● Extrait:
↓
Rechercher

/ languages

Choisir langue
 

Justice

Attentats de 1995 : le procès tant attendu

La vague d’attentats meurtriers qui a frappé la France, entre juillet et novembre 1995, est encore dans tous les esprits. Elle a fait huit morts, deux cents blessés et a maintenu les Français dans la terreur pendant plusieurs mois. L’ouverture du procès des responsables présumés des ces actes, sept ans après les faits, est donc un moment fort, surtout pour les victimes et leurs familles. Le verdict devrait être rendu le 31 octobre.
Le 25 juillet 1995, une bonbonne de gaz explose dans une rame du RER parisien à la station Saint-Michel, l’une des plus fréquentées de la capitale française. C’est un vrai carnage. Le wagon est déchiqueté. Huit personnes décèdent, cent cinquante sont blessées. Les images de l’évacuation des victimes ensanglantées et mutilées choquent l’opinion. Cet attentat provoque panique et stupeur dans la population. Le 6 octobre, une autre bombe explose dans le métro à la station Maison Blanche. Elle fait dix-huit blessés. Le 17 octobre, c’est la station Musée d’Orsay qui est visée par une nouvelle explosion. Trente personnes sont encore blessées.
↑
● Travail demandé:
Dites si chacune des affirmations suivantes est conforme à l'article sur les attentats de 1995, en répondant par oui ou par non et en citant les mots de l'article qui tranchent.
1. L'explosion du 25 juillet 1995 s'est produite à la station Saint-Michel.
2. L'attentat de la station Maison Blanche a fait trente blessés.
3. Le procès s'ouvre sept ans après les faits.

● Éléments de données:
↓
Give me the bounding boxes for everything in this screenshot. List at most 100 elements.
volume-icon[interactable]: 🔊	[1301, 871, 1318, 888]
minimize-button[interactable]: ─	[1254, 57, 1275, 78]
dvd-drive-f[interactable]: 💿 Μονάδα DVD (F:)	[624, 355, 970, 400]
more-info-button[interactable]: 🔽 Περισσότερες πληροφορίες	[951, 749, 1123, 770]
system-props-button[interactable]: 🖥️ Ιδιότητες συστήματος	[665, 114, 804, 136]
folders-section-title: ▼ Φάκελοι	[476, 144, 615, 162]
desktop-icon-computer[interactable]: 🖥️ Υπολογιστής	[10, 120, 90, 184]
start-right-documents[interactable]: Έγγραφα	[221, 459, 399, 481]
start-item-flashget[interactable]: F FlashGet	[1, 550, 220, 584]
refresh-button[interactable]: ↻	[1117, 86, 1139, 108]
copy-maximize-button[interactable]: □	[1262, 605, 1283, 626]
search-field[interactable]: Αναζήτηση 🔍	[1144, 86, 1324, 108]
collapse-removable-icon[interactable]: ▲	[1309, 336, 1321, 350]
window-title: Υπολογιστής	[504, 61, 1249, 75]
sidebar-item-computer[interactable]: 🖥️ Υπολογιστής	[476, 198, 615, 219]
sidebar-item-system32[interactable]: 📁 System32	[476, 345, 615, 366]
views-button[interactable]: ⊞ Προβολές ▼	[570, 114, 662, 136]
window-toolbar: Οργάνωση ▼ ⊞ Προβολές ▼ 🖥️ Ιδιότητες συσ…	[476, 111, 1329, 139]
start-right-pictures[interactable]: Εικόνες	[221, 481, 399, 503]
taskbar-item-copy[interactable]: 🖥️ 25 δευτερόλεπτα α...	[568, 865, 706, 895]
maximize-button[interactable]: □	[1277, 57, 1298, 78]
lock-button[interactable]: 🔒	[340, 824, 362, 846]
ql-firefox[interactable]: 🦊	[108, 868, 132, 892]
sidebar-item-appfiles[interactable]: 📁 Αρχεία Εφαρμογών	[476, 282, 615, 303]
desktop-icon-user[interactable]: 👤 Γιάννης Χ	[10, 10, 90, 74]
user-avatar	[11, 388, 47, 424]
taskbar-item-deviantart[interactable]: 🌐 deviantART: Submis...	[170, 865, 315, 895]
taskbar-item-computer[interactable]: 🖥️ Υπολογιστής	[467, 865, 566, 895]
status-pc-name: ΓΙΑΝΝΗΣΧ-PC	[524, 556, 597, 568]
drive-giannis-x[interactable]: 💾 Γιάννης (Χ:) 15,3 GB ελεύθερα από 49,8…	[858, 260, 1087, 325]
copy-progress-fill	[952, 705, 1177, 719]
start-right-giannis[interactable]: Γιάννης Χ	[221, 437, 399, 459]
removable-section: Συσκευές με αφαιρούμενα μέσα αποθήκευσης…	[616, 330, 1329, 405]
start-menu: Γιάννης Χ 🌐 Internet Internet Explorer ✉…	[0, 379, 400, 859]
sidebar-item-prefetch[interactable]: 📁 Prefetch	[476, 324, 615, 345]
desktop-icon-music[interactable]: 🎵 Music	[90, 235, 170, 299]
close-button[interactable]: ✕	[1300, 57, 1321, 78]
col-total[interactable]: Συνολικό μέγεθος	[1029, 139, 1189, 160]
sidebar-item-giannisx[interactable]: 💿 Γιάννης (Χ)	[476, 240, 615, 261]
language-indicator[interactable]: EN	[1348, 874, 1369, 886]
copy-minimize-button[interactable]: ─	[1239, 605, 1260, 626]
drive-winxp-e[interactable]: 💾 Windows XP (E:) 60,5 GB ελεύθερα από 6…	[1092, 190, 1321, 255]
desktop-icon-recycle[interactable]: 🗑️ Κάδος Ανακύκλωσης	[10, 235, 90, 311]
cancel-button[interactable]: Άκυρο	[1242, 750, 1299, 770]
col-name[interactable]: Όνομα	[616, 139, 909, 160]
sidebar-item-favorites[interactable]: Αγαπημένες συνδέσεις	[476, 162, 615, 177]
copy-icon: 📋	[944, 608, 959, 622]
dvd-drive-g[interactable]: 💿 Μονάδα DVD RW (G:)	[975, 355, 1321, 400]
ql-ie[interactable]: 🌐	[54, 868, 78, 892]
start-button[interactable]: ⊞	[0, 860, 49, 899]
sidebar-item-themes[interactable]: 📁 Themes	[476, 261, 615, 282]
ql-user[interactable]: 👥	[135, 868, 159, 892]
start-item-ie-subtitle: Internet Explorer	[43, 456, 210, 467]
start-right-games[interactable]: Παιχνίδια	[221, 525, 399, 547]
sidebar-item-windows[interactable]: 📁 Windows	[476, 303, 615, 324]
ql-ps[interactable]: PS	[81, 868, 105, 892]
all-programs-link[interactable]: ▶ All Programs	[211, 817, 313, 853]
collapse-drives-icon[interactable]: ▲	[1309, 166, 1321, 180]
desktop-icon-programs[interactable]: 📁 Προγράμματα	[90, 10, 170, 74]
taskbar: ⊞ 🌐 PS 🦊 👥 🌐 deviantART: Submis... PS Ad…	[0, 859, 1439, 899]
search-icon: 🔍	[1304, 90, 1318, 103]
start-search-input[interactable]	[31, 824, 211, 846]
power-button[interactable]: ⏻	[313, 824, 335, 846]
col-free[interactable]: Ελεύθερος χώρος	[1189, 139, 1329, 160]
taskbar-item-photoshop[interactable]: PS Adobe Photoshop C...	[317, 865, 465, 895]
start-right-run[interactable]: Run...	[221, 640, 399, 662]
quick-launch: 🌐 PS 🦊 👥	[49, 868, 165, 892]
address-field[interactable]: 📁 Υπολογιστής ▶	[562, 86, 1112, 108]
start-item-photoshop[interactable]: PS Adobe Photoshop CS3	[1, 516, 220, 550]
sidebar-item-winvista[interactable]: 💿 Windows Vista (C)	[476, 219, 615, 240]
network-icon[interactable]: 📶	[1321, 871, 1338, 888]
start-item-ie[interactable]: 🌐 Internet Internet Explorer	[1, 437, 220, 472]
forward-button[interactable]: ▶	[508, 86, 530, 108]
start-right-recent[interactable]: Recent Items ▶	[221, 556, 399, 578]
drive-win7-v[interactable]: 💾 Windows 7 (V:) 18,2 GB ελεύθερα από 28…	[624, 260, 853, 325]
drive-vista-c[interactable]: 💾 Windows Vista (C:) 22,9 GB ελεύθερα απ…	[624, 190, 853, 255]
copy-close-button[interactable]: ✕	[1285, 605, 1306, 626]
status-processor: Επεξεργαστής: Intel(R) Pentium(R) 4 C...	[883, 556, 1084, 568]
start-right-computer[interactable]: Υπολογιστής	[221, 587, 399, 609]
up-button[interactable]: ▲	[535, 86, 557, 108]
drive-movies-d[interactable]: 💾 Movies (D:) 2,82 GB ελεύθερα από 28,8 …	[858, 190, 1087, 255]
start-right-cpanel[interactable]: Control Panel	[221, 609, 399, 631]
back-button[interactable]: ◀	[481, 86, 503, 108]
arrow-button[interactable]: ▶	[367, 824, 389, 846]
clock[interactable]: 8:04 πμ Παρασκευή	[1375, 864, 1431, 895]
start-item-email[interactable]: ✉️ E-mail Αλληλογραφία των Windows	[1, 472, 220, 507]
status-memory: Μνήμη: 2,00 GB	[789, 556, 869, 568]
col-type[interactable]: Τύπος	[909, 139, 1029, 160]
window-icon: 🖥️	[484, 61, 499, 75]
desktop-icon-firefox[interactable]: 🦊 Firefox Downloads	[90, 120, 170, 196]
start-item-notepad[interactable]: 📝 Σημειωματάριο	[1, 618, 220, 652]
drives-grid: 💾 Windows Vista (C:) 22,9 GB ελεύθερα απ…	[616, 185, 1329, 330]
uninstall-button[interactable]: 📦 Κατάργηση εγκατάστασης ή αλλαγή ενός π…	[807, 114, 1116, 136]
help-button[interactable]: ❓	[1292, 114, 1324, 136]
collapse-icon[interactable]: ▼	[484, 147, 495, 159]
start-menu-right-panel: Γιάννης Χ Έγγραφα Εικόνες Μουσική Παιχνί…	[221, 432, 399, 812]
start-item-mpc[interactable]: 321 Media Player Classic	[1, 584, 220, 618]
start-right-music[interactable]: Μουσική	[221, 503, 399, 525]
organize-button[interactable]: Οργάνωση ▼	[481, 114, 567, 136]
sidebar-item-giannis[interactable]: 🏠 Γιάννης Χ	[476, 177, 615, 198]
↑
● Réponse rédigée:
1. Oui : « Le 25 juillet 1995, une bonbonne de gaz explose dans une rame du RER parisien à la station Saint-Michel ».
2. Non : « Le 6 octobre, une autre bombe explose dans le métro à la station Maison Blanche. Elle fait dix-huit blessés. »
3. Oui : « sept ans après les faits ».